WHAT TO DO: Your task is to repeat the listing exactly.

EXERCISE DATA:
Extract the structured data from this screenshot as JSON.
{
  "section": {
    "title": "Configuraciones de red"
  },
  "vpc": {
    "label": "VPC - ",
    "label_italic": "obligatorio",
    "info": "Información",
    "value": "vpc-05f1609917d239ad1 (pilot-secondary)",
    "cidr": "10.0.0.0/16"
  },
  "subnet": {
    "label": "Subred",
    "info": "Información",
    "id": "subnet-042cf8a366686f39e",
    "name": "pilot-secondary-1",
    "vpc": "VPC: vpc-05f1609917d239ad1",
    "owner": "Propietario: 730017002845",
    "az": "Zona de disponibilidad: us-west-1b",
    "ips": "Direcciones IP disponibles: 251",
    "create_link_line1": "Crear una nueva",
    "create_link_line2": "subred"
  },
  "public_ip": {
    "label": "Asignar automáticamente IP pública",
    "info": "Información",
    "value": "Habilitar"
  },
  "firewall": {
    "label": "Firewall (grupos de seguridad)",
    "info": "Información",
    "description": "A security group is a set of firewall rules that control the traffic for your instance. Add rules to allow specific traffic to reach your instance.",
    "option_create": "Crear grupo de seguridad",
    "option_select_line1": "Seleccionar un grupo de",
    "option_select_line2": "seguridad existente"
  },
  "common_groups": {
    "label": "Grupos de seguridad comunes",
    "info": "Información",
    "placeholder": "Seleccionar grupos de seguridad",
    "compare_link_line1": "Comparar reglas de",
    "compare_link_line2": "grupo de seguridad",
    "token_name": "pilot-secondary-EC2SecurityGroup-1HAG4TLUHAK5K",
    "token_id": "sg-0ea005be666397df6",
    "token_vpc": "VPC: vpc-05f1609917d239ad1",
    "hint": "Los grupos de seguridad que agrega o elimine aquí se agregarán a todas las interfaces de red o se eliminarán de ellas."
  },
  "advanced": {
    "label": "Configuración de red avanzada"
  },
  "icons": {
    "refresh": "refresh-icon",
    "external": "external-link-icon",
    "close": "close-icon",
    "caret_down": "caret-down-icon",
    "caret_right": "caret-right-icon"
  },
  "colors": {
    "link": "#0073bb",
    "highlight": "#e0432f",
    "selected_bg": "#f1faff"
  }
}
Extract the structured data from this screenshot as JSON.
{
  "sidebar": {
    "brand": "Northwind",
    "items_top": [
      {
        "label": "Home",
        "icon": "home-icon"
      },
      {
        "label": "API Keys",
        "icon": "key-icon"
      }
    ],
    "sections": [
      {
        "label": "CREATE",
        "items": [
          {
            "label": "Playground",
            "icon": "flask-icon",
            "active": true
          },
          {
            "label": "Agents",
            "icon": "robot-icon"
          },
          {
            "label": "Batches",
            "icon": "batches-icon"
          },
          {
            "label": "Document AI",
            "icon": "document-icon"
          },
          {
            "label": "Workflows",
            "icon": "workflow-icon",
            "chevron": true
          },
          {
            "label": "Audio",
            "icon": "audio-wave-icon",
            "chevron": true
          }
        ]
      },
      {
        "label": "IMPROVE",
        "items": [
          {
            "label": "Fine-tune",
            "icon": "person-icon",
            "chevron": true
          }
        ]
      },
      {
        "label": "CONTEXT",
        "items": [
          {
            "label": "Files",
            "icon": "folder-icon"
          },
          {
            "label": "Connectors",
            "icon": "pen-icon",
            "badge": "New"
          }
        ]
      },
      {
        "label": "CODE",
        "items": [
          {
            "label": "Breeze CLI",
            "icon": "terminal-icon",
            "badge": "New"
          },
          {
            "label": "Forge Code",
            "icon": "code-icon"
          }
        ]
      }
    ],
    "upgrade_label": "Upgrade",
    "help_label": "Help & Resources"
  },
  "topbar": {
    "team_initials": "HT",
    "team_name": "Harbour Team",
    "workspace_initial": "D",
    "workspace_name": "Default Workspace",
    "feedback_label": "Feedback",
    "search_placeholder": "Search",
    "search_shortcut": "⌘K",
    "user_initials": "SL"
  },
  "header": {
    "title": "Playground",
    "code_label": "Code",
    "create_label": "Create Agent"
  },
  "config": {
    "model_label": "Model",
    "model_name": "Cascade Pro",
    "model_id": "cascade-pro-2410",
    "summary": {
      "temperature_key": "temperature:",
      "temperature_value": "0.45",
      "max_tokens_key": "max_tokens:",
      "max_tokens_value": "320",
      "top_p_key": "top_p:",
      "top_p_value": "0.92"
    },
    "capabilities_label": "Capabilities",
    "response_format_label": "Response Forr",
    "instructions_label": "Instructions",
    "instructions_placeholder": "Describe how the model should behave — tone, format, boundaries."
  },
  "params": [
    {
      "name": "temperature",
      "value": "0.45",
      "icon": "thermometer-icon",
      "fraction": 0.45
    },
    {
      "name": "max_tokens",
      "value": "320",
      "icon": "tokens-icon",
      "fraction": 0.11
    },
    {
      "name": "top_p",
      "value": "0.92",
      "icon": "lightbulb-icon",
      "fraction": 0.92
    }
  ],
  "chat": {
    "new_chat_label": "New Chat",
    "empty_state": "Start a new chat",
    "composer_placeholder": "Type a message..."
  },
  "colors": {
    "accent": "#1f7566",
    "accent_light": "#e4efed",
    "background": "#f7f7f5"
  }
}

ANSWER TO THE EXERCISE:
Extract the structured data from this screenshot as JSON.
{
  "section": {
    "title": "Configuraciones de red"
  },
  "vpc": {
    "label": "VPC - ",
    "label_italic": "obligatorio",
    "info": "Información",
    "value": "vpc-05f1609917d239ad1 (pilot-secondary)",
    "cidr": "10.0.0.0/16"
  },
  "subnet": {
    "label": "Subred",
    "info": "Información",
    "id": "subnet-042cf8a366686f39e",
    "name": "pilot-secondary-1",
    "vpc": "VPC: vpc-05f1609917d239ad1",
    "owner": "Propietario: 730017002845",
    "az": "Zona de disponibilidad: us-west-1b",
    "ips": "Direcciones IP disponibles: 251",
    "create_link_line1": "Crear una nueva",
    "create_link_line2": "subred"
  },
  "public_ip": {
    "label": "Asignar automáticamente IP pública",
    "info": "Información",
    "value": "Habilitar"
  },
  "firewall": {
    "label": "Firewall (grupos de seguridad)",
    "info": "Información",
    "description": "A security group is a set of firewall rules that control the traffic for your instance. Add rules to allow specific traffic to reach your instance.",
    "option_create": "Crear grupo de seguridad",
    "option_select_line1": "Seleccionar un grupo de",
    "option_select_line2": "seguridad existente"
  },
  "common_groups": {
    "label": "Grupos de seguridad comunes",
    "info": "Información",
    "placeholder": "Seleccionar grupos de seguridad",
    "compare_link_line1": "Comparar reglas de",
    "compare_link_line2": "grupo de seguridad",
    "token_name": "pilot-secondary-EC2SecurityGroup-1HAG4TLUHAK5K",
    "token_id": "sg-0ea005be666397df6",
    "token_vpc": "VPC: vpc-05f1609917d239ad1",
    "hint": "Los grupos de seguridad que agrega o elimine aquí se agregarán a todas las interfaces de red o se eliminarán de ellas."
  },
  "advanced": {
    "label": "Configuración de red avanzada"
  },
  "icons": {
    "refresh": "refresh-icon",
    "external": "external-link-icon",
    "close": "close-icon",
    "caret_down": "caret-down-icon",
    "caret_right": "caret-right-icon"
  },
  "colors": {
    "link": "#0073bb",
    "highlight": "#e0432f",
    "selected_bg": "#f1faff"
  }
}
Extract the structured data from this screenshot as JSON.
{
  "sidebar": {
    "brand": "Northwind",
    "items_top": [
      {
        "label": "Home",
        "icon": "home-icon"
      },
      {
        "label": "API Keys",
        "icon": "key-icon"
      }
    ],
    "sections": [
      {
        "label": "CREATE",
        "items": [
          {
            "label": "Playground",
            "icon": "flask-icon",
            "active": true
          },
          {
            "label": "Agents",
            "icon": "robot-icon"
          },
          {
            "label": "Batches",
            "icon": "batches-icon"
          },
          {
            "label": "Document AI",
            "icon": "document-icon"
          },
          {
            "label": "Workflows",
            "icon": "workflow-icon",
            "chevron": true
          },
          {
            "label": "Audio",
            "icon": "audio-wave-icon",
            "chevron": true
          }
        ]
      },
      {
        "label": "IMPROVE",
        "items": [
          {
            "label": "Fine-tune",
            "icon": "person-icon",
            "chevron": true
          }
        ]
      },
      {
        "label": "CONTEXT",
        "items": [
          {
            "label": "Files",
            "icon": "folder-icon"
          },
          {
            "label": "Connectors",
            "icon": "pen-icon",
            "badge": "New"
          }
        ]
      },
      {
        "label": "CODE",
        "items": [
          {
            "label": "Breeze CLI",
            "icon": "terminal-icon",
            "badge": "New"
          },
          {
            "label": "Forge Code",
            "icon": "code-icon"
          }
        ]
      }
    ],
    "upgrade_label": "Upgrade",
    "help_label": "Help & Resources"
  },
  "topbar": {
    "team_initials": "HT",
    "team_name": "Harbour Team",
    "workspace_initial": "D",
    "workspace_name": "Default Workspace",
    "feedback_label": "Feedback",
    "search_placeholder": "Search",
    "search_shortcut": "⌘K",
    "user_initials": "SL"
  },
  "header": {
    "title": "Playground",
    "code_label": "Code",
    "create_label": "Create Agent"
  },
  "config": {
    "model_label": "Model",
    "model_name": "Cascade Pro",
    "model_id": "cascade-pro-2410",
    "summary": {
      "temperature_key": "temperature:",
      "temperature_value": "0.45",
      "max_tokens_key": "max_tokens:",
      "max_tokens_value": "320",
      "top_p_key": "top_p:",
      "top_p_value": "0.92"
    },
    "capabilities_label": "Capabilities",
    "response_format_label": "Response Forr",
    "instructions_label": "Instructions",
    "instructions_placeholder": "Describe how the model should behave — tone, format, boundaries."
  },
  "params": [
    {
      "name": "temperature",
      "value": "0.45",
      "icon": "thermometer-icon",
      "fraction": 0.45
    },
    {
      "name": "max_tokens",
      "value": "320",
      "icon": "tokens-icon",
      "fraction": 0.11
    },
    {
      "name": "top_p",
      "value": "0.92",
      "icon": "lightbulb-icon",
      "fraction": 0.92
    }
  ],
  "chat": {
    "new_chat_label": "New Chat",
    "empty_state": "Start a new chat",
    "composer_placeholder": "Type a message..."
  },
  "colors": {
    "accent": "#1f7566",
    "accent_light": "#e4efed",
    "background": "#f7f7f5"
  }
}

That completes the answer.